--- Begin Data ---

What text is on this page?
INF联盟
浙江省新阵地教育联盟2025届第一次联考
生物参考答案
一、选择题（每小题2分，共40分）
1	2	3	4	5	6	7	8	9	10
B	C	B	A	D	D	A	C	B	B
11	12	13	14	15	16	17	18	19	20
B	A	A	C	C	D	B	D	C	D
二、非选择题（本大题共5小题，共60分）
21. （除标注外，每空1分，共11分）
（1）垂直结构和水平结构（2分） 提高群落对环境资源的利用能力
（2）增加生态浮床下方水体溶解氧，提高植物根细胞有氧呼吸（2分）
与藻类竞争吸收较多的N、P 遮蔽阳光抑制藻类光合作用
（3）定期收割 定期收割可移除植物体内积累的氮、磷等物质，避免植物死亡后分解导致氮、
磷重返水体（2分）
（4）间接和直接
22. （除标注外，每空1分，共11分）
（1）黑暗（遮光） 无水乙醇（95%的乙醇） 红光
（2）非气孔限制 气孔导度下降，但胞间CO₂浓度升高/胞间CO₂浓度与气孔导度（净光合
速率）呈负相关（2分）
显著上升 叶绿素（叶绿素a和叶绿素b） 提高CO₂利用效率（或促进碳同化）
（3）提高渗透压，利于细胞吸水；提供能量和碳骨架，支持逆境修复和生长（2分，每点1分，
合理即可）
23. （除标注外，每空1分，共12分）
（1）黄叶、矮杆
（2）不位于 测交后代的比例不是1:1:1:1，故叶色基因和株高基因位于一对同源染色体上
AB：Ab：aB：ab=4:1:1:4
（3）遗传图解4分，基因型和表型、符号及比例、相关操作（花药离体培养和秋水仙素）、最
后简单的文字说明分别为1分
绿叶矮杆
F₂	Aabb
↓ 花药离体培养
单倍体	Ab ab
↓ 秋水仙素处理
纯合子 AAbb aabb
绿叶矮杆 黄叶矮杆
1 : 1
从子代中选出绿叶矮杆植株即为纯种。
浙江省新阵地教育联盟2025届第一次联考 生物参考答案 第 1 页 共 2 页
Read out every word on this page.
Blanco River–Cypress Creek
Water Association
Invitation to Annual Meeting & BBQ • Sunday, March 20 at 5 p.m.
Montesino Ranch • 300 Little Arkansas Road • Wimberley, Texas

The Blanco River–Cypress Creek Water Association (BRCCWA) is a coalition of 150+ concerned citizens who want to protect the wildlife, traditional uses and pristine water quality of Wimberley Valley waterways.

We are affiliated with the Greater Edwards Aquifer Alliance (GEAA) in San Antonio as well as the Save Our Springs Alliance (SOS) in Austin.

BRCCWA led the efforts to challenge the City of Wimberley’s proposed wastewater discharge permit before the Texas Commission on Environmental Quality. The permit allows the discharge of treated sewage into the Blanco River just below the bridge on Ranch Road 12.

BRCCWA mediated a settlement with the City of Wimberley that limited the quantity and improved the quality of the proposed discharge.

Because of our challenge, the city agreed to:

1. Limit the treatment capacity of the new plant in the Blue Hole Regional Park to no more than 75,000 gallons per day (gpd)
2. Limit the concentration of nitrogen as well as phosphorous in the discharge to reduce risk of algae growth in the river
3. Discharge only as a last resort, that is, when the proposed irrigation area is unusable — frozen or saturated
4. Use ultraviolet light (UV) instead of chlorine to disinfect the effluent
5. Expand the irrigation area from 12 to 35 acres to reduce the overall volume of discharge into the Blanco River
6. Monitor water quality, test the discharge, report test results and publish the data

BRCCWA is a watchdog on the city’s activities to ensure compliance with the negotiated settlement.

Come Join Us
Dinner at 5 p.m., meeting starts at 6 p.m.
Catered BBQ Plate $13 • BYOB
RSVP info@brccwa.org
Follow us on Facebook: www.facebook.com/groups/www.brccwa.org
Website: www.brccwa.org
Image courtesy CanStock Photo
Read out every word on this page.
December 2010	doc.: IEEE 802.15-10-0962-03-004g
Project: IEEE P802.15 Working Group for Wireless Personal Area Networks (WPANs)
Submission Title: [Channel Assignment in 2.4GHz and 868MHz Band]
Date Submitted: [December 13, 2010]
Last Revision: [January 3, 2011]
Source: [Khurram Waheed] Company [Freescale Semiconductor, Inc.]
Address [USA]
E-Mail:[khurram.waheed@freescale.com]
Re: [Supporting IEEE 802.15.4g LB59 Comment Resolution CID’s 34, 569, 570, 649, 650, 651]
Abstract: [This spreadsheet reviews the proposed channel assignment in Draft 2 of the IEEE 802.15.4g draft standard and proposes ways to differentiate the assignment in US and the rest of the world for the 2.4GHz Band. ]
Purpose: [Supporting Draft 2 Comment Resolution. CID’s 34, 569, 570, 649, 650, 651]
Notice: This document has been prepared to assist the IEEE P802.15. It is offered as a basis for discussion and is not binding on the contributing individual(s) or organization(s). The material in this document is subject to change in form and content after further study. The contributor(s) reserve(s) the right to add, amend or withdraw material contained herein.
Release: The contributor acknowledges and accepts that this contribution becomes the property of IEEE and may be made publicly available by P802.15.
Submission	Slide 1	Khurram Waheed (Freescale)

--- End Data ---

Write the data out again in full and exactly.

What text is on this page?
INF联盟
浙江省新阵地教育联盟2025届第一次联考
生物参考答案
一、选择题（每小题2分，共40分）
1	2	3	4	5	6	7	8	9	10
B	C	B	A	D	D	A	C	B	B
11	12	13	14	15	16	17	18	19	20
B	A	A	C	C	D	B	D	C	D
二、非选择题（本大题共5小题，共60分）
21. （除标注外，每空1分，共11分）
（1）垂直结构和水平结构（2分） 提高群落对环境资源的利用能力
（2）增加生态浮床下方水体溶解氧，提高植物根细胞有氧呼吸（2分）
与藻类竞争吸收较多的N、P 遮蔽阳光抑制藻类光合作用
（3）定期收割 定期收割可移除植物体内积累的氮、磷等物质，避免植物死亡后分解导致氮、
磷重返水体（2分）
（4）间接和直接
22. （除标注外，每空1分，共11分）
（1）黑暗（遮光） 无水乙醇（95%的乙醇） 红光
（2）非气孔限制 气孔导度下降，但胞间CO₂浓度升高/胞间CO₂浓度与气孔导度（净光合
速率）呈负相关（2分）
显著上升 叶绿素（叶绿素a和叶绿素b） 提高CO₂利用效率（或促进碳同化）
（3）提高渗透压，利于细胞吸水；提供能量和碳骨架，支持逆境修复和生长（2分，每点1分，
合理即可）
23. （除标注外，每空1分，共12分）
（1）黄叶、矮杆
（2）不位于 测交后代的比例不是1:1:1:1，故叶色基因和株高基因位于一对同源染色体上
AB：Ab：aB：ab=4:1:1:4
（3）遗传图解4分，基因型和表型、符号及比例、相关操作（花药离体培养和秋水仙素）、最
后简单的文字说明分别为1分
绿叶矮杆
F₂	Aabb
↓ 花药离体培养
单倍体	Ab ab
↓ 秋水仙素处理
纯合子 AAbb aabb
绿叶矮杆 黄叶矮杆
1 : 1
从子代中选出绿叶矮杆植株即为纯种。
浙江省新阵地教育联盟2025届第一次联考 生物参考答案 第 1 页 共 2 页
Read out every word on this page.
Blanco River–Cypress Creek
Water Association
Invitation to Annual Meeting & BBQ • Sunday, March 20 at 5 p.m.
Montesino Ranch • 300 Little Arkansas Road • Wimberley, Texas

The Blanco River–Cypress Creek Water Association (BRCCWA) is a coalition of 150+ concerned citizens who want to protect the wildlife, traditional uses and pristine water quality of Wimberley Valley waterways.

We are affiliated with the Greater Edwards Aquifer Alliance (GEAA) in San Antonio as well as the Save Our Springs Alliance (SOS) in Austin.

BRCCWA led the efforts to challenge the City of Wimberley’s proposed wastewater discharge permit before the Texas Commission on Environmental Quality. The permit allows the discharge of treated sewage into the Blanco River just below the bridge on Ranch Road 12.

BRCCWA mediated a settlement with the City of Wimberley that limited the quantity and improved the quality of the proposed discharge.

Because of our challenge, the city agreed to:

1. Limit the treatment capacity of the new plant in the Blue Hole Regional Park to no more than 75,000 gallons per day (gpd)
2. Limit the concentration of nitrogen as well as phosphorous in the discharge to reduce risk of algae growth in the river
3. Discharge only as a last resort, that is, when the proposed irrigation area is unusable — frozen or saturated
4. Use ultraviolet light (UV) instead of chlorine to disinfect the effluent
5. Expand the irrigation area from 12 to 35 acres to reduce the overall volume of discharge into the Blanco River
6. Monitor water quality, test the discharge, report test results and publish the data

BRCCWA is a watchdog on the city’s activities to ensure compliance with the negotiated settlement.

Come Join Us
Dinner at 5 p.m., meeting starts at 6 p.m.
Catered BBQ Plate $13 • BYOB
RSVP info@brccwa.org
Follow us on Facebook: www.facebook.com/groups/www.brccwa.org
Website: www.brccwa.org
Image courtesy CanStock Photo
Read out every word on this page.
December 2010	doc.: IEEE 802.15-10-0962-03-004g
Project: IEEE P802.15 Working Group for Wireless Personal Area Networks (WPANs)
Submission Title: [Channel Assignment in 2.4GHz and 868MHz Band]
Date Submitted: [December 13, 2010]
Last Revision: [January 3, 2011]
Source: [Khurram Waheed] Company [Freescale Semiconductor, Inc.]
Address [USA]
E-Mail:[khurram.waheed@freescale.com]
Re: [Supporting IEEE 802.15.4g LB59 Comment Resolution CID’s 34, 569, 570, 649, 650, 651]
Abstract: [This spreadsheet reviews the proposed channel assignment in Draft 2 of the IEEE 802.15.4g draft standard and proposes ways to differentiate the assignment in US and the rest of the world for the 2.4GHz Band. ]
Purpose: [Supporting Draft 2 Comment Resolution. CID’s 34, 569, 570, 649, 650, 651]
Notice: This document has been prepared to assist the IEEE P802.15. It is offered as a basis for discussion and is not binding on the contributing individual(s) or organization(s). The material in this document is subject to change in form and content after further study. The contributor(s) reserve(s) the right to add, amend or withdraw material contained herein.
Release: The contributor acknowledges and accepts that this contribution becomes the property of IEEE and may be made publicly available by P802.15.
Submission	Slide 1	Khurram Waheed (Freescale)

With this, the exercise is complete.